**Directions:** Copy the passage on India's 2011 Union Budget again, starting at "Although, the crucial" and ending at "demand? Let’s see!", with "privacy" replaced by "secrecy".

**Document section:**
++++++
Category: Inflation in India


Can Budget 2011 strike a balance between supply and demand?

Its February again, time for the Union Budget! As per Article 112 of the Indian Constitution, the Union Budget of India, that is the annual budget of the country, is also known as the Annual Financial Statement. The budget is required to be approved and passed by the Parliament prior to its coming into existence on 1st of April, which happens to be the beginning of India’s financial year. Like every other year, the Union Finance Minister of India, Mr. Pranab Mukherjee will present the budget for the year 2011, on the last working day of the month of February

Although, the crucial budget document is prepared in complete privacy, yet each one of us is definitely interested to get an overview about the whole process and have an idea of the India Budget Expectations 2011. Some of you might also have started anticipating India’s Budget Results, 2011; isn’t it? Can Budget 2011 strike a balance between supply and demand? Let’s see!
++++++
**Data listing:**
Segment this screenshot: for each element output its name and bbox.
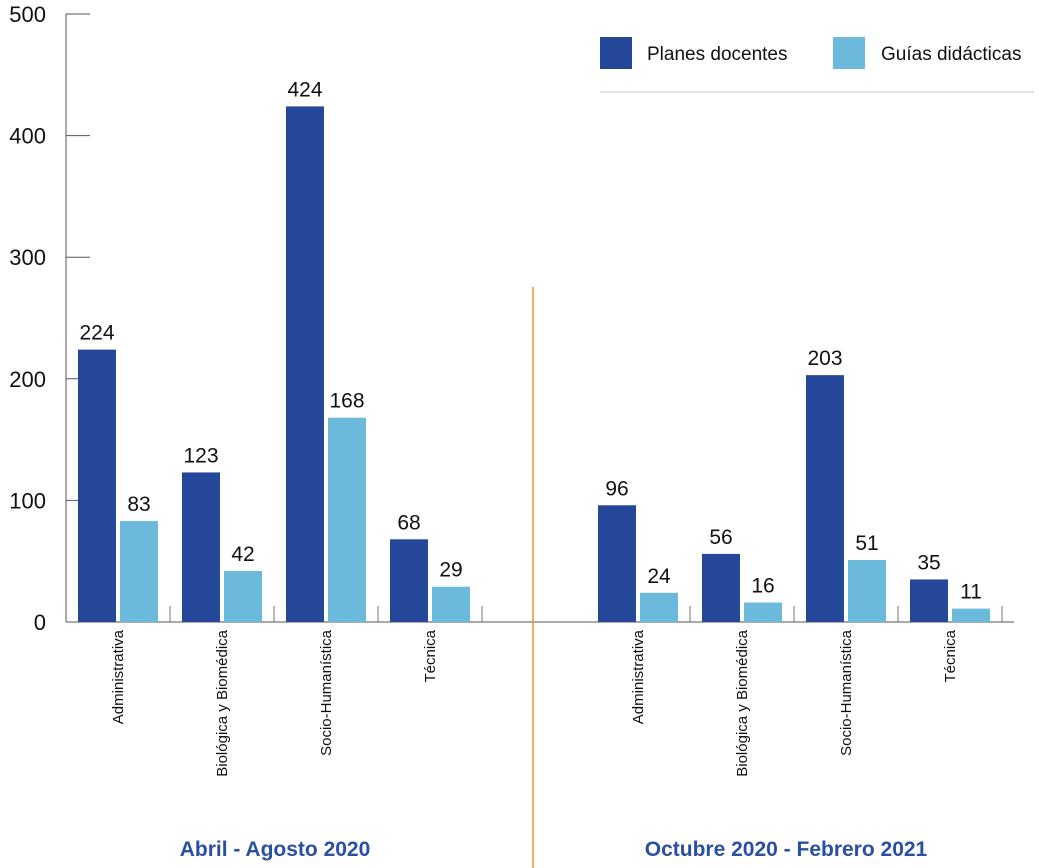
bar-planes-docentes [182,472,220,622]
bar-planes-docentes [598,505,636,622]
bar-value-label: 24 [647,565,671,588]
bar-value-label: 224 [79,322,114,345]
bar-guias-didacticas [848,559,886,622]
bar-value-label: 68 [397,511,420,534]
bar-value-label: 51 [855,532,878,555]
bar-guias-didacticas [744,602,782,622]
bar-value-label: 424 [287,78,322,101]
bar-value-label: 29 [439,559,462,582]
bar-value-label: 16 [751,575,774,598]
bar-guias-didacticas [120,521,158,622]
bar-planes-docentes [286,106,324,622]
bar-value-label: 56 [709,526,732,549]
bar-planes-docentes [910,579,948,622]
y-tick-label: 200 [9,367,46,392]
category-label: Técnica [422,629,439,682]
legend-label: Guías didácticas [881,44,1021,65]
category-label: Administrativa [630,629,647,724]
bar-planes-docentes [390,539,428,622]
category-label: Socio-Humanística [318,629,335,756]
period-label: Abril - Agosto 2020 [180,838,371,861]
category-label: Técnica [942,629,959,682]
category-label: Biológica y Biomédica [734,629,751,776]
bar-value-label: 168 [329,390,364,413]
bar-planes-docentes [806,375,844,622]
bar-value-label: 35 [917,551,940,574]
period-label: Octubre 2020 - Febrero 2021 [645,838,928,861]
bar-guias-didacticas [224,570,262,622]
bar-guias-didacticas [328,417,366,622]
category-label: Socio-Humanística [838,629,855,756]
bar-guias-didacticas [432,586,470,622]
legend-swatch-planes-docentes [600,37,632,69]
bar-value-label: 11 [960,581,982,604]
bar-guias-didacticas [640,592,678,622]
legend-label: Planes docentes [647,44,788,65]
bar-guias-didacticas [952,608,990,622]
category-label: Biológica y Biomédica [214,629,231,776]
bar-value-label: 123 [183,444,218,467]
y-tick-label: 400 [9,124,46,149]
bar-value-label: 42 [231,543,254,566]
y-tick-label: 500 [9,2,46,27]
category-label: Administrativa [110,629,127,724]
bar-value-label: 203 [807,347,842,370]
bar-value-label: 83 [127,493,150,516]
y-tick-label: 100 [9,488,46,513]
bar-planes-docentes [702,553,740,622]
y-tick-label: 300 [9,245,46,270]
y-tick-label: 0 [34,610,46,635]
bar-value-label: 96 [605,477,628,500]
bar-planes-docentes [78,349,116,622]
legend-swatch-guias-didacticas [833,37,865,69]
++++++
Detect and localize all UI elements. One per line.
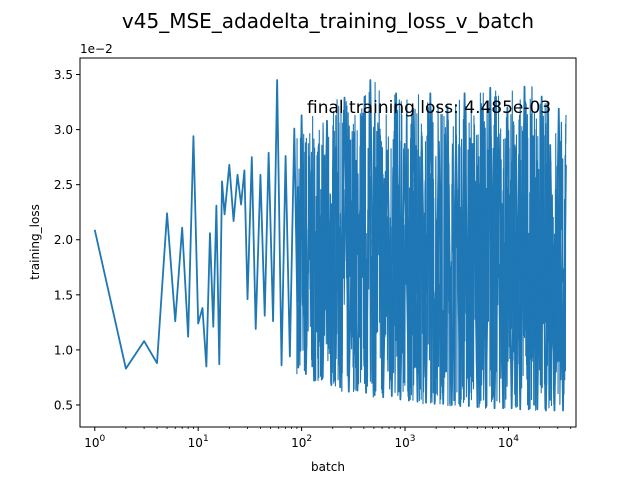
++++++
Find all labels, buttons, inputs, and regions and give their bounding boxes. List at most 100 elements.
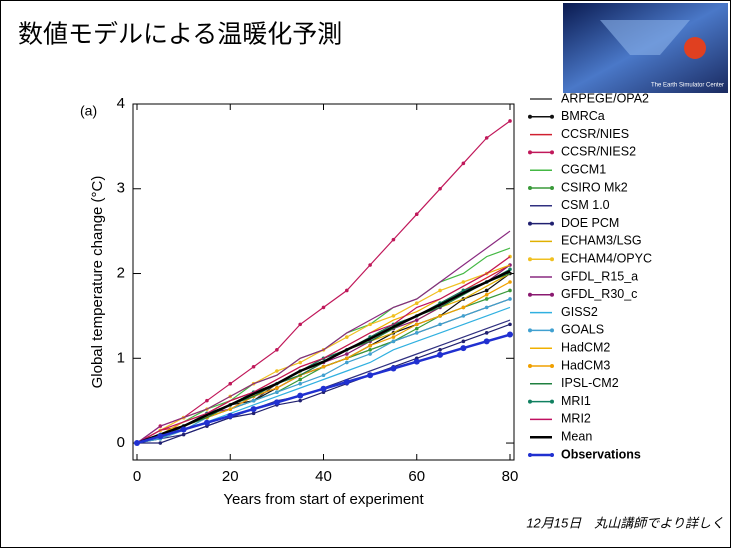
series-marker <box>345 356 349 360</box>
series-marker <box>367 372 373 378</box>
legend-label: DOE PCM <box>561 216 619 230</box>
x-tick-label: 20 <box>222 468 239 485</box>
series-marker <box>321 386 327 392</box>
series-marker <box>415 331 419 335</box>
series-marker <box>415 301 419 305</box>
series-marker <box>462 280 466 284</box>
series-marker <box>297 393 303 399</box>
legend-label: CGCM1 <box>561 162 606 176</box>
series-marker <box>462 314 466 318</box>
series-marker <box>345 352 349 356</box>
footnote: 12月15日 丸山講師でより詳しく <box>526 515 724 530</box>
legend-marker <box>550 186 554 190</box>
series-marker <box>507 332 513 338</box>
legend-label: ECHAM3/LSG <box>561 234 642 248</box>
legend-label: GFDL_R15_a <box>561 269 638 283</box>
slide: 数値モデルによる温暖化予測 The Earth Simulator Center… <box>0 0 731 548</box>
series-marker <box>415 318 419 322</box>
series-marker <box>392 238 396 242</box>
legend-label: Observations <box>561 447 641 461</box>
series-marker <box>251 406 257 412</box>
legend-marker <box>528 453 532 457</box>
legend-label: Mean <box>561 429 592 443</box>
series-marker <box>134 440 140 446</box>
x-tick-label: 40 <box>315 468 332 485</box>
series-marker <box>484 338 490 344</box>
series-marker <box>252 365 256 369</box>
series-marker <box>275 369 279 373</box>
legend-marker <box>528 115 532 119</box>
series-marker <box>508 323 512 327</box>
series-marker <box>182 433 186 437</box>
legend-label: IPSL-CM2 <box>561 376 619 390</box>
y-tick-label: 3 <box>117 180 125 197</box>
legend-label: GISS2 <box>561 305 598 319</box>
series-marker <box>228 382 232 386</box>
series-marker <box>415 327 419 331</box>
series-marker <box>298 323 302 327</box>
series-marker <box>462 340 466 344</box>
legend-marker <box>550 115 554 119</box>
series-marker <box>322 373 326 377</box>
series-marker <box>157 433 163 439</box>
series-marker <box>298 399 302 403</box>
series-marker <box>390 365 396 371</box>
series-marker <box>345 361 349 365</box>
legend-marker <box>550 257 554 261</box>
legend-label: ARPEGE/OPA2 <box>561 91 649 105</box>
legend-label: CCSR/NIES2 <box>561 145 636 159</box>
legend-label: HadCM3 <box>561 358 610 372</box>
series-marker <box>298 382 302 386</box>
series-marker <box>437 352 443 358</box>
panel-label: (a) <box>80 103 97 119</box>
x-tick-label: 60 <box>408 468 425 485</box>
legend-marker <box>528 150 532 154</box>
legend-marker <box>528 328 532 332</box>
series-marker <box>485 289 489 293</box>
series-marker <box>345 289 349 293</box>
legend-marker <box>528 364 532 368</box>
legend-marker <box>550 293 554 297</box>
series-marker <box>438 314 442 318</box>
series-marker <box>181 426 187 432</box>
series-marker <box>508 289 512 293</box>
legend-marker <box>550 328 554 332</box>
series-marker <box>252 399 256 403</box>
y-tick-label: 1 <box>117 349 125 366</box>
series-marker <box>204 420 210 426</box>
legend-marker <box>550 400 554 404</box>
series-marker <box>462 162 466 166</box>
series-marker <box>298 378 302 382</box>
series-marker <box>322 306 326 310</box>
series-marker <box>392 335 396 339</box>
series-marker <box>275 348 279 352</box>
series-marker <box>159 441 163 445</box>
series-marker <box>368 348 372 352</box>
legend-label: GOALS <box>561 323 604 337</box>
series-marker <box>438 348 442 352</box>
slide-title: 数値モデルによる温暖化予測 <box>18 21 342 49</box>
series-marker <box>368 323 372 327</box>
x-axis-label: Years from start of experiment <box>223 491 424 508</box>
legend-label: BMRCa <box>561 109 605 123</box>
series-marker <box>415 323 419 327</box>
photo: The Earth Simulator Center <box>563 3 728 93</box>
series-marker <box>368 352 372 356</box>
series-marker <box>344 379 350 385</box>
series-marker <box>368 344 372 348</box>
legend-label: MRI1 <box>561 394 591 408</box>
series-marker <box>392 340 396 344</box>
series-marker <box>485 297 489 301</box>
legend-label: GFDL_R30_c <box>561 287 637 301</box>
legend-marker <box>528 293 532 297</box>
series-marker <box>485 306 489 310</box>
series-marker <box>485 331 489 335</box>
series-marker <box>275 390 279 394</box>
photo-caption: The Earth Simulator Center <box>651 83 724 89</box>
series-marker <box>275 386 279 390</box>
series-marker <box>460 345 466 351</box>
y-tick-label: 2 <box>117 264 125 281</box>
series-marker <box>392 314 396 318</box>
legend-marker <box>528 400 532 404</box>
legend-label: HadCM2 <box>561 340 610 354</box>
++++++
**Task answer:**
Although, the crucial budget document is prepared in complete secrecy, yet each one of us is definitely interested to get an overview about the whole process and have an idea of the India Budget Expectations 2011. Some of you might also have started anticipating India’s Budget Results, 2011; isn’t it? Can Budget 2011 strike a balance between supply and demand? Let’s see!